Problem details =>
Look through the data below. Pick out the lines holding the string "document".

════

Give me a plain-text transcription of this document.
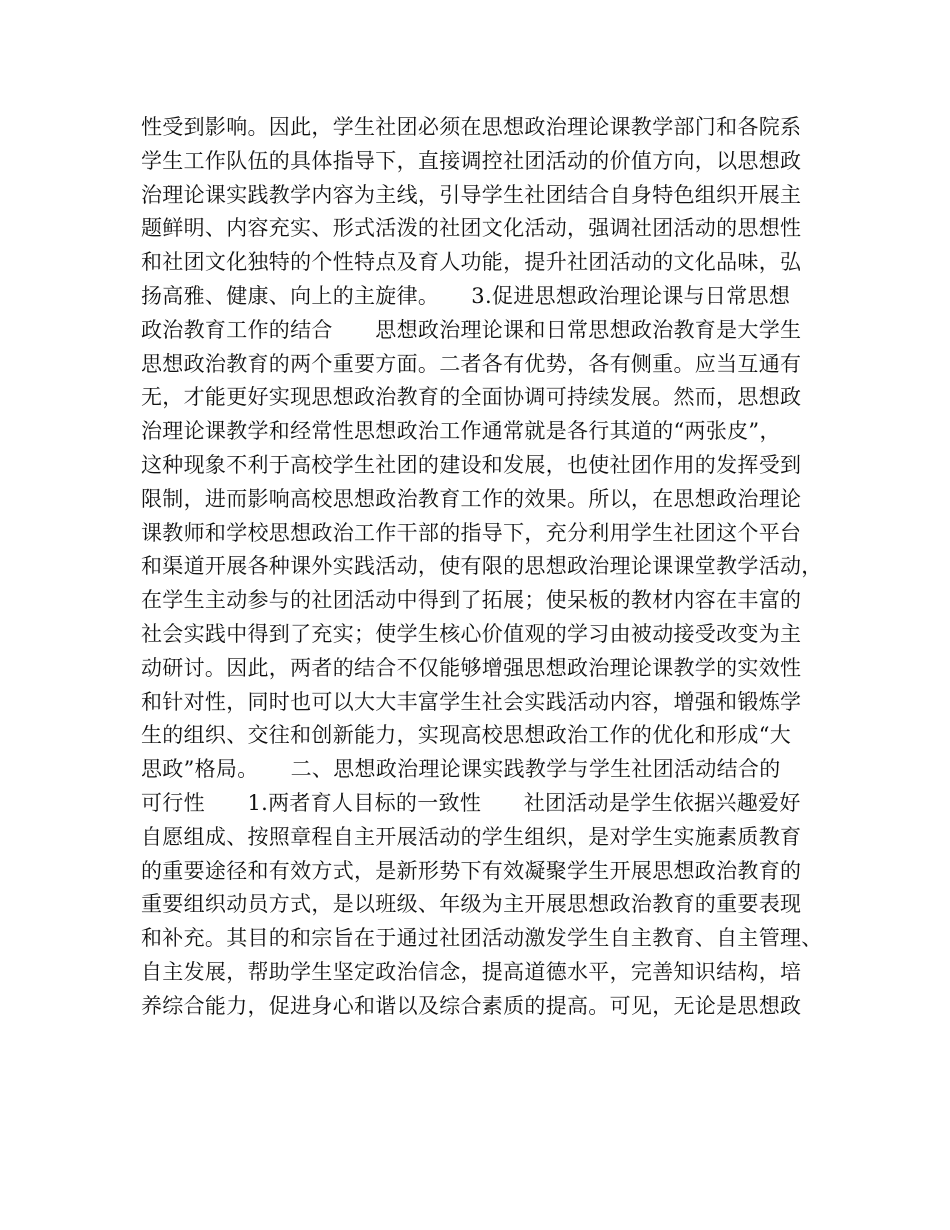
性受到影响。因此，学生社团必须在思想政治理论课教学部门和各院系
学生工作队伍的具体指导下，直接调控社团活动的价值方向，以思想政
治理论课实践教学内容为主线，引导学生社团结合自身特色组织开展主
题鲜明、内容充实、形式活泼的社团文化活动，强调社团活动的思想性
和社团文化独特的个性特点及育人功能，提升社团活动的文化品味，弘
扬高雅、健康、向上的主旋律。　　3.促进思想政治理论课与日常思想
政治教育工作的结合　　思想政治理论课和日常思想政治教育是大学生
思想政治教育的两个重要方面。二者各有优势，各有侧重。应当互通有
无，才能更好实现思想政治教育的全面协调可持续发展。然而，思想政
治理论课教学和经常性思想政治工作通常就是各行其道的“两张皮”，
这种现象不利于高校学生社团的建设和发展，也使社团作用的发挥受到
限制，进而影响高校思想政治教育工作的效果。所以，在思想政治理论
课教师和学校思想政治工作干部的指导下，充分利用学生社团这个平台
和渠道开展各种课外实践活动，使有限的思想政治理论课课堂教学活动，
在学生主动参与的社团活动中得到了拓展；使呆板的教材内容在丰富的
社会实践中得到了充实；使学生核心价值观的学习由被动接受改变为主
动研讨。因此，两者的结合不仅能够增强思想政治理论课教学的实效性
和针对性，同时也可以大大丰富学生社会实践活动内容，增强和锻炼学
生的组织、交往和创新能力，实现高校思想政治工作的优化和形成“大
思政”格局。　　二、思想政治理论课实践教学与学生社团活动结合的
可行性　　1.两者育人目标的一致性　　社团活动是学生依据兴趣爱好
自愿组成、按照章程自主开展活动的学生组织，是对学生实施素质教育
的重要途径和有效方式，是新形势下有效凝聚学生开展思想政治教育的
重要组织动员方式，是以班级、年级为主开展思想政治教育的重要表现
和补充。其目的和宗旨在于通过社团活动激发学生自主教育、自主管理、
自主发展，帮助学生坚定政治信念，提高道德水平，完善知识结构，培
养综合能力，促进身心和谐以及综合素质的提高。可见，无论是思想政
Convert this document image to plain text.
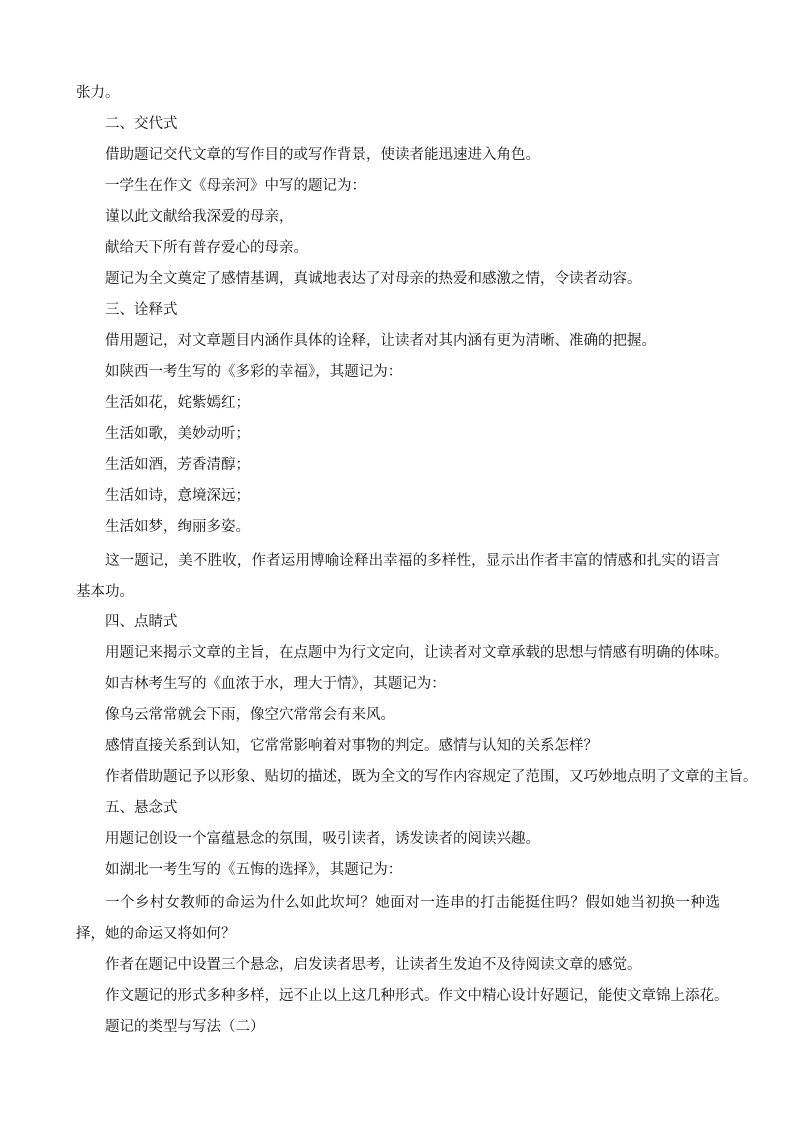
张力。

二、交代式

借助题记交代文章的写作目的或写作背景，使读者能迅速进入角色。

一学生在作文《母亲河》中写的题记为：

谨以此文献给我深爱的母亲，

献给天下所有普存爱心的母亲。

题记为全文奠定了感情基调，真诚地表达了对母亲的热爱和感激之情，令读者动容。

三、诠释式

借用题记，对文章题目内涵作具体的诠释，让读者对其内涵有更为清晰、准确的把握。

如陕西一考生写的《多彩的幸福》，其题记为：

生活如花，姹紫嫣红；

生活如歌，美妙动听；

生活如酒，芳香清醇；

生活如诗，意境深远；

生活如梦，绚丽多姿。

这一题记，美不胜收，作者运用博喻诠释出幸福的多样性，显示出作者丰富的情感和扎实的语言基本功。

四、点睛式

用题记来揭示文章的主旨，在点题中为行文定向，让读者对文章承载的思想与情感有明确的体味。

如吉林考生写的《血浓于水，理大于情》，其题记为：

像乌云常常就会下雨，像空穴常常会有来风。

感情直接关系到认知，它常常影响着对事物的判定。感情与认知的关系怎样？

作者借助题记予以形象、贴切的描述，既为全文的写作内容规定了范围，又巧妙地点明了文章的主旨。

五、悬念式

用题记创设一个富蕴悬念的氛围，吸引读者，诱发读者的阅读兴趣。

如湖北一考生写的《五悔的选择》，其题记为：

一个乡村女教师的命运为什么如此坎坷？她面对一连串的打击能挺住吗？假如她当初换一种选择，她的命运又将如何？

作者在题记中设置三个悬念，启发读者思考，让读者生发迫不及待阅读文章的感觉。

作文题记的形式多种多样，远不止以上这几种形式。作文中精心设计好题记，能使文章锦上添花。

题记的类型与写法（二）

════

Finished answer =>
Give me a plain-text transcription of this document.
Convert this document image to plain text.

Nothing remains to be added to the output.